Tally the lines that contain the string "JSON" and give the number by itself.

##### Records shown

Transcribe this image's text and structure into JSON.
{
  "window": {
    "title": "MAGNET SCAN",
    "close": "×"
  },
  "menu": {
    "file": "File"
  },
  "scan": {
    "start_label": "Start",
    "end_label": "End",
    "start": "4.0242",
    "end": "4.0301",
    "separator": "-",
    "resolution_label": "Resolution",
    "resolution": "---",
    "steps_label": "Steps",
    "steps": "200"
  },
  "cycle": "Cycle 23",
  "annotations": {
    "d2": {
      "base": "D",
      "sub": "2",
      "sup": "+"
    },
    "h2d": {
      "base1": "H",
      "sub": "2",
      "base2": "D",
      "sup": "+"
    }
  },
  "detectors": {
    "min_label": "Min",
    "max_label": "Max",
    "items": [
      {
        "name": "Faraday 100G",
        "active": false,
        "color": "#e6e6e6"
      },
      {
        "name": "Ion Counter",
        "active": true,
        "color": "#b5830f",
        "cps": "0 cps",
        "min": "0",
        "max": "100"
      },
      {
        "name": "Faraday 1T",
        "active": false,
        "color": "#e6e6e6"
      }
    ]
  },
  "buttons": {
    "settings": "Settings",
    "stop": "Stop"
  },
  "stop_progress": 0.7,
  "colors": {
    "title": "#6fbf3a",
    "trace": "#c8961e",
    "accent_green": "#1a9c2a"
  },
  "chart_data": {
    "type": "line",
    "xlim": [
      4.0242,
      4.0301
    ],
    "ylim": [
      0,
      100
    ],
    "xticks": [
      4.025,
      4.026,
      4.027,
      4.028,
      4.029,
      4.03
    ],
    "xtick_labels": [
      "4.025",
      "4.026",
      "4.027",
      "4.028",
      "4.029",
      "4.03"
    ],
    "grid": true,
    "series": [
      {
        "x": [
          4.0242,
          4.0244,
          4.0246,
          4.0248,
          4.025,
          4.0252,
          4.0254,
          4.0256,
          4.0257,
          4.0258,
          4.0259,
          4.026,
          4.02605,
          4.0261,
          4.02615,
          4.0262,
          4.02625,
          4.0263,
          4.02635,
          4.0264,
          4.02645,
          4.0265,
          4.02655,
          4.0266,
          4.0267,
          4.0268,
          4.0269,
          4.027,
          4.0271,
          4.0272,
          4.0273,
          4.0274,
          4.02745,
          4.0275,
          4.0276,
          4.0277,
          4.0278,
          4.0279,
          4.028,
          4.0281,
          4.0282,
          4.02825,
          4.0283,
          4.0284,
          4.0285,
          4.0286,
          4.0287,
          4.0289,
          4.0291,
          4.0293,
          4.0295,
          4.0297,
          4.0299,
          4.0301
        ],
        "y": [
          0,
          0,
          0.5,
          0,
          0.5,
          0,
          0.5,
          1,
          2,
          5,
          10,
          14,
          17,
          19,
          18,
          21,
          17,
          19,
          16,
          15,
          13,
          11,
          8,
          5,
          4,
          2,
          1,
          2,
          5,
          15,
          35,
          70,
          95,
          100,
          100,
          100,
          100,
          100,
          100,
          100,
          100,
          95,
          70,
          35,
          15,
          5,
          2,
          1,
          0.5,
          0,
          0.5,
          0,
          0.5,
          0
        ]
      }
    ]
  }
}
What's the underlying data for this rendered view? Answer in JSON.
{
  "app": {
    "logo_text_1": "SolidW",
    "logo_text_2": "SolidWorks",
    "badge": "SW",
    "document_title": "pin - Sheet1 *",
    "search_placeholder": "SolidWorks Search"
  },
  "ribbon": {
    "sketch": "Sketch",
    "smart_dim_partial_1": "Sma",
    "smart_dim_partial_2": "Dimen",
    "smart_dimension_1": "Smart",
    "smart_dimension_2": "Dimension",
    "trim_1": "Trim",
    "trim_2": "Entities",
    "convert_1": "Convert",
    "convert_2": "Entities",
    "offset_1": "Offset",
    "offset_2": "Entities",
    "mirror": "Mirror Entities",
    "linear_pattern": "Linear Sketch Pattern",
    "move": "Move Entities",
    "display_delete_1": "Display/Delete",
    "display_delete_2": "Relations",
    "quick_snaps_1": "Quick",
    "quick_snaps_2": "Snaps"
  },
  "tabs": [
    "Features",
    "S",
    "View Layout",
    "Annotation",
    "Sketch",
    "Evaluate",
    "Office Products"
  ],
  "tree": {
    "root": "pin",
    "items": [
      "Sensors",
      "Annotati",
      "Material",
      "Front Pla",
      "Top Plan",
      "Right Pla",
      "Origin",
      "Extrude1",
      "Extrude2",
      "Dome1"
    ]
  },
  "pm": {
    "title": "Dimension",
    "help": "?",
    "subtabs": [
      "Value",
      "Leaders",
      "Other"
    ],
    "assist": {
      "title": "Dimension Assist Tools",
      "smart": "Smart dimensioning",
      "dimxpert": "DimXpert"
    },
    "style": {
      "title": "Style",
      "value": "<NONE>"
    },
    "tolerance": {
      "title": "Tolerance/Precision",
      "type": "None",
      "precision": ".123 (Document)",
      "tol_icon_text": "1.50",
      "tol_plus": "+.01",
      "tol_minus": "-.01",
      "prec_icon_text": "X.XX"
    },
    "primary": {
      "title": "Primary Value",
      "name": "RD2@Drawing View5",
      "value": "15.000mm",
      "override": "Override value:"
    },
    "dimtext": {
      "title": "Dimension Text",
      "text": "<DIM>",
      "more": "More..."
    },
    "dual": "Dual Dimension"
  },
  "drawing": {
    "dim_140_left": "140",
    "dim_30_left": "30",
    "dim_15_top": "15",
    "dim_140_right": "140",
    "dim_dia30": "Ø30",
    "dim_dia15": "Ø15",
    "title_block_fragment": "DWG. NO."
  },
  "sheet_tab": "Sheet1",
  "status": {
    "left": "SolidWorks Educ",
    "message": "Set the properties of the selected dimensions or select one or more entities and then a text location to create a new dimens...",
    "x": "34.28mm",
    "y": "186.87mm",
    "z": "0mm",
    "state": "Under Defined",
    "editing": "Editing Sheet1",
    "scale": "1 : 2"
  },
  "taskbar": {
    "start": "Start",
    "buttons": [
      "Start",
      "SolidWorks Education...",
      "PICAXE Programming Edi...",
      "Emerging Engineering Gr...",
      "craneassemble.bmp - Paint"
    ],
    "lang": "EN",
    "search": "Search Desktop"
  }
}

##########
##### Records shown

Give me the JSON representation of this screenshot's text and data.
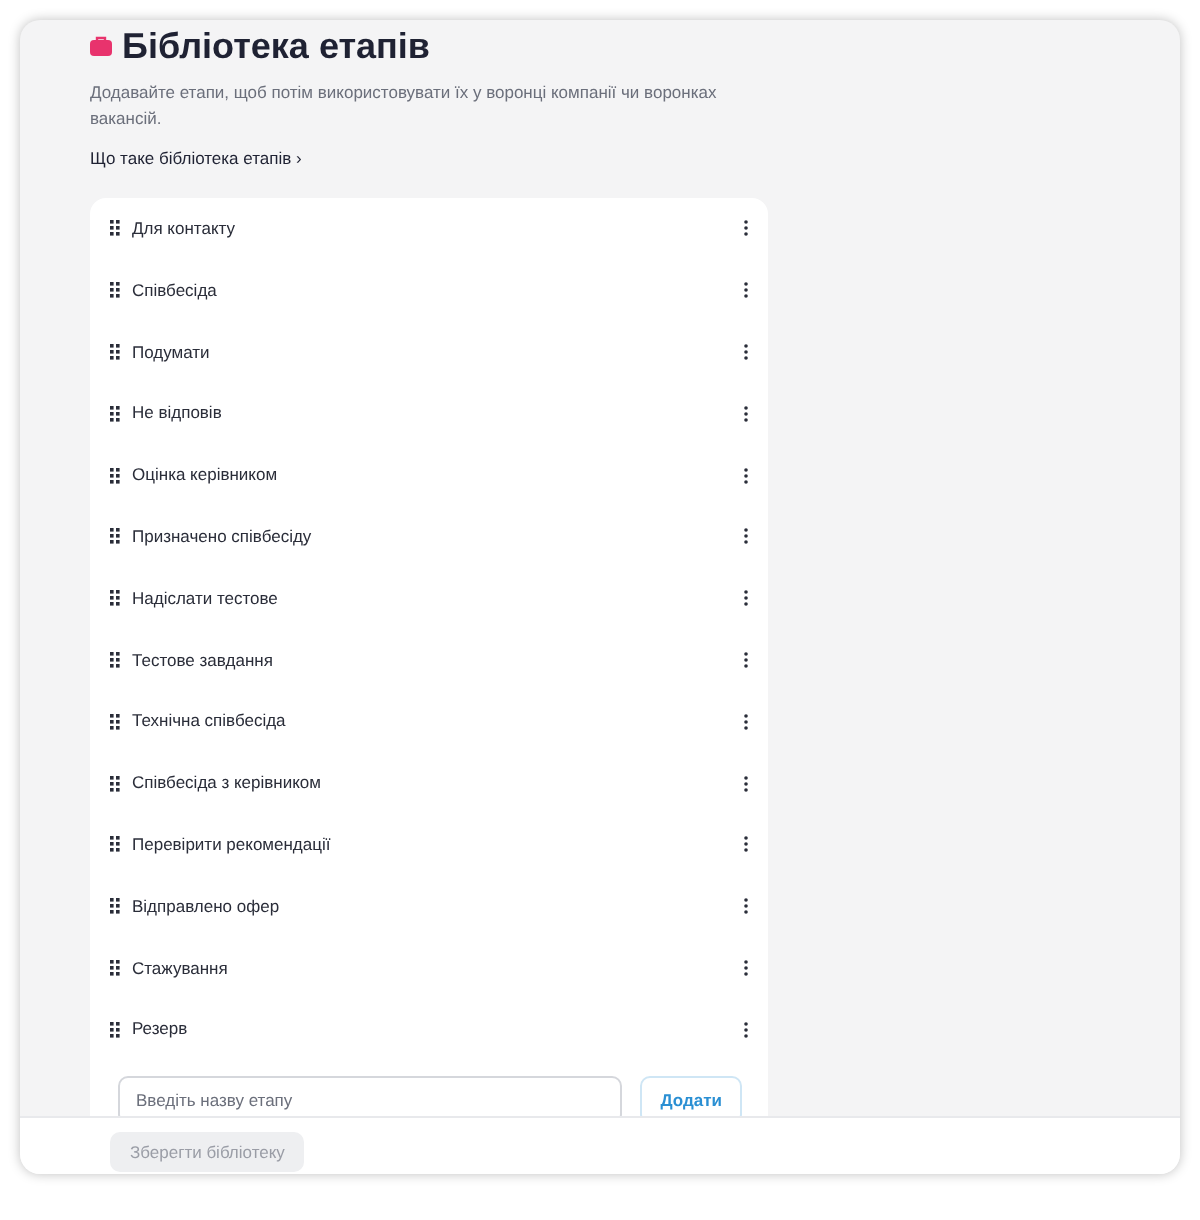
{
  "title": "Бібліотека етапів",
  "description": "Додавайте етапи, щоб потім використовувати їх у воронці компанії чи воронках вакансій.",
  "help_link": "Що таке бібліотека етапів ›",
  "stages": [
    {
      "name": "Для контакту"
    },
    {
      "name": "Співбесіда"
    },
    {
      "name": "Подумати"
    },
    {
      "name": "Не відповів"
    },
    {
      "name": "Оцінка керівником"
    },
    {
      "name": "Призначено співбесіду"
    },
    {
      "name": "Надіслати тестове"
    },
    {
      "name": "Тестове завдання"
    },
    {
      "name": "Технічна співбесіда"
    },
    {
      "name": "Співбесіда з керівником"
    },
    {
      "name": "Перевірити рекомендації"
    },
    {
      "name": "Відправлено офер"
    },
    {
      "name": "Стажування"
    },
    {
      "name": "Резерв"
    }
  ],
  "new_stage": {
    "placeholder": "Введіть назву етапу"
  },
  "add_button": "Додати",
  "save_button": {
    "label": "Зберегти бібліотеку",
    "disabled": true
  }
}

##########

• Exercise answer
3